Exercise input:
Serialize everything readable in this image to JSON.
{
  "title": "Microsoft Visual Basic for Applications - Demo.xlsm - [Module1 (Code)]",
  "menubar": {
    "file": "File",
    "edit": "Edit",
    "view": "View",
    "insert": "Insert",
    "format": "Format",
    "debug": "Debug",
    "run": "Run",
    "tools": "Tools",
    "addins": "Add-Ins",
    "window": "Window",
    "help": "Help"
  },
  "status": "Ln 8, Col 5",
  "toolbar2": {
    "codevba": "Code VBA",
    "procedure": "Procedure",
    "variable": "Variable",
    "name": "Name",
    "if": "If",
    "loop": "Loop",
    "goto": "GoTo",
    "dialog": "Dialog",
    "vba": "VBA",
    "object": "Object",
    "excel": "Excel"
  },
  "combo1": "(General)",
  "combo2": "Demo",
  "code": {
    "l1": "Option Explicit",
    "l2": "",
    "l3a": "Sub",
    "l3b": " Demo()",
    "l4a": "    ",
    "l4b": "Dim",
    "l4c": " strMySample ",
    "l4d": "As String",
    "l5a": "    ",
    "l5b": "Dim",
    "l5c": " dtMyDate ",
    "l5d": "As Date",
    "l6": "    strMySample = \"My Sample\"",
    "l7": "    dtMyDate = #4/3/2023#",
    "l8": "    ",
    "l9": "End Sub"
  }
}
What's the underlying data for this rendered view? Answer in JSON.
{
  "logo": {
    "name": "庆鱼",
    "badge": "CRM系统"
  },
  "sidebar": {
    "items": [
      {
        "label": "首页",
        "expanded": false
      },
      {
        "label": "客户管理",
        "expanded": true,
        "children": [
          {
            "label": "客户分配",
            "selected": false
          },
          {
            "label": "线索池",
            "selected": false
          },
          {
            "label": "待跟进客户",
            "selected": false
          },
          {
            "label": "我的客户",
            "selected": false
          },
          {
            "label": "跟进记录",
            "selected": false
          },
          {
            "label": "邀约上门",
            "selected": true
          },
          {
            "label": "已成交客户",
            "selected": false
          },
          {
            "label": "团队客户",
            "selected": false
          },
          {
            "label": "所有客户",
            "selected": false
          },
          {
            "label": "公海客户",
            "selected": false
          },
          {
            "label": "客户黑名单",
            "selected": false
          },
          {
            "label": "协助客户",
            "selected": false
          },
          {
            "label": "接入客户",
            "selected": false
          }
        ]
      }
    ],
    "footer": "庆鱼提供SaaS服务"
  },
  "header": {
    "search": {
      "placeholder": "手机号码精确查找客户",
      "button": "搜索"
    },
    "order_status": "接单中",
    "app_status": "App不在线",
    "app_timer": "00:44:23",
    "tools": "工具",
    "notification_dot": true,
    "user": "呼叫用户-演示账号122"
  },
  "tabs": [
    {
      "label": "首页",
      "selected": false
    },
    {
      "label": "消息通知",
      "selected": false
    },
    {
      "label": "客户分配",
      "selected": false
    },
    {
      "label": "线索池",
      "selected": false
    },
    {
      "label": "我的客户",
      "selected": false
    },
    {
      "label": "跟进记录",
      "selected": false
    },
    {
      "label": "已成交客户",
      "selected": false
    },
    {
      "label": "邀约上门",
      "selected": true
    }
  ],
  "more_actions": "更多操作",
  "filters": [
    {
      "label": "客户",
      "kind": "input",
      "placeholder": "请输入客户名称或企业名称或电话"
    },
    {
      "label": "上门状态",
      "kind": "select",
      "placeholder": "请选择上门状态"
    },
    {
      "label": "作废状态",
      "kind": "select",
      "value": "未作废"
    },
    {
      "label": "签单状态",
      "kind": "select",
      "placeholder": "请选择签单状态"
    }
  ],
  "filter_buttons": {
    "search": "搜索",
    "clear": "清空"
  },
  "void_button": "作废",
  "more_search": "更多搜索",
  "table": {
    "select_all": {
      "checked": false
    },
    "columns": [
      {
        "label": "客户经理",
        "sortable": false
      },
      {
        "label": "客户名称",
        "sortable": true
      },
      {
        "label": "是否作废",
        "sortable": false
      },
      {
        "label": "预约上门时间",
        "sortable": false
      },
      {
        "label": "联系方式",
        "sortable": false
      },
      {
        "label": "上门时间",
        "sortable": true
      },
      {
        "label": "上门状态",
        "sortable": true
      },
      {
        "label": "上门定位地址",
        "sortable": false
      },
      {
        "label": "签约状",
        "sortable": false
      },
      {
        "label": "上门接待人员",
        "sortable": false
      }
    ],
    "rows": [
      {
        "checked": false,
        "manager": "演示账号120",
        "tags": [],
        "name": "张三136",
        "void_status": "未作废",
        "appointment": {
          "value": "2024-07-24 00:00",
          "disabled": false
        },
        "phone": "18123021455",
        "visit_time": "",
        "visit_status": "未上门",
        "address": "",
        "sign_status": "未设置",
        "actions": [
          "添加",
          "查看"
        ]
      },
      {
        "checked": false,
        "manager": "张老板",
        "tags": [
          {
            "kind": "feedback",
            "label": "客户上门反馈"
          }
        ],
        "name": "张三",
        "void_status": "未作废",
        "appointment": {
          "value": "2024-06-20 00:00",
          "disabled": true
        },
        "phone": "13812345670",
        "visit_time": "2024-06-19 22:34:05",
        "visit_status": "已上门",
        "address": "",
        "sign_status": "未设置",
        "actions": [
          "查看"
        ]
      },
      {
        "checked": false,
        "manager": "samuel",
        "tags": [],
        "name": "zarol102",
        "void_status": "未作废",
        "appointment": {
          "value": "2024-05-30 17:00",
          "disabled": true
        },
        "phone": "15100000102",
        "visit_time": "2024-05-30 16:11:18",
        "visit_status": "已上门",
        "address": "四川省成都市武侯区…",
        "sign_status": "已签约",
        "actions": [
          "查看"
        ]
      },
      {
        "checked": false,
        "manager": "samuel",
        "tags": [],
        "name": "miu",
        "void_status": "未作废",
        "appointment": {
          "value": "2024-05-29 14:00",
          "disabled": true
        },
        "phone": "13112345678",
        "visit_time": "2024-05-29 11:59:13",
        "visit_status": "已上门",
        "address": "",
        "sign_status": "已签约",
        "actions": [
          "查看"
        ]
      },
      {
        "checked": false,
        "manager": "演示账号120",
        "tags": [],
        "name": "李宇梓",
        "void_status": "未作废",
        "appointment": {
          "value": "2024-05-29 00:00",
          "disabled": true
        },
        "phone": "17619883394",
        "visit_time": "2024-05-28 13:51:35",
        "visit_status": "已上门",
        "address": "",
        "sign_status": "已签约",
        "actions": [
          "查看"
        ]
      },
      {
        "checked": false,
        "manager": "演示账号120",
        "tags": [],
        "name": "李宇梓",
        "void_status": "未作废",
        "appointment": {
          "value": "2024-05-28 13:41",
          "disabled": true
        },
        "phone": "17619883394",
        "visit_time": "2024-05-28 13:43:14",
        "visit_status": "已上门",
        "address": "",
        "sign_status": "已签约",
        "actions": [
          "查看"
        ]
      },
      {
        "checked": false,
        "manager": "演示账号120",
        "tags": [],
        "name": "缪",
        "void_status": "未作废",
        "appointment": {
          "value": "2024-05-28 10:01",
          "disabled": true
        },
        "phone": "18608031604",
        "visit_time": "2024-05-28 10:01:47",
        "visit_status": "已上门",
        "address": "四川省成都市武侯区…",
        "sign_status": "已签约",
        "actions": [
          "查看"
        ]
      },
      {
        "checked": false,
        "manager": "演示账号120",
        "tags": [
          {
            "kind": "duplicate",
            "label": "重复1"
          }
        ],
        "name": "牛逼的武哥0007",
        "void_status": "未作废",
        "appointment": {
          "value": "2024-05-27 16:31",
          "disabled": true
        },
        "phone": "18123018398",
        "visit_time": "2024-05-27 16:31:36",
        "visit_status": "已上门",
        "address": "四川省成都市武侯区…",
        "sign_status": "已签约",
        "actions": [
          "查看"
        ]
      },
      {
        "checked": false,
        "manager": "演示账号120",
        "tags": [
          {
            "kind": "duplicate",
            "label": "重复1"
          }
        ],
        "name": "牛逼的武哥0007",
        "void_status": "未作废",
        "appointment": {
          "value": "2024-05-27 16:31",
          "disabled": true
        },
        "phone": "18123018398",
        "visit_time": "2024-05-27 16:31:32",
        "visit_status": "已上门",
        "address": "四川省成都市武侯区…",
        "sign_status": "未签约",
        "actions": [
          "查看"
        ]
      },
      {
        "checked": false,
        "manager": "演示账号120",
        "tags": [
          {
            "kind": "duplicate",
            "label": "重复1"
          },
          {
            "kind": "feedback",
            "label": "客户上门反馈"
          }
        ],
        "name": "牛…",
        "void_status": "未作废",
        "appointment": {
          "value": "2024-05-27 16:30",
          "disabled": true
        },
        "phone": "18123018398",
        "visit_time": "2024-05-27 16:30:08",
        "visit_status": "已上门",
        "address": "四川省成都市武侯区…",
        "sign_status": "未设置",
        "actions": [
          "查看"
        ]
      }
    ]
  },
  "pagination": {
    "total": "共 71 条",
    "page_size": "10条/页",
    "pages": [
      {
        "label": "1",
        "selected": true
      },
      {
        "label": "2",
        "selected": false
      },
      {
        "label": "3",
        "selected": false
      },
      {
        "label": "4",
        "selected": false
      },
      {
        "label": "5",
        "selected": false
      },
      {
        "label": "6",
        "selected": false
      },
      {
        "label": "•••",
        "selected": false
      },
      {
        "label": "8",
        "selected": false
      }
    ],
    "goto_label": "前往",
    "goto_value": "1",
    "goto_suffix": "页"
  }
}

To be done:
Locate the word "phone" in the records and collect each line it appears in.

Exercise output:
        "phone": "18123021455",
        "phone": "13812345670",
        "phone": "15100000102",
        "phone": "13112345678",
        "phone": "17619883394",
        "phone": "17619883394",
        "phone": "18608031604",
        "phone": "18123018398",
        "phone": "18123018398",
        "phone": "18123018398",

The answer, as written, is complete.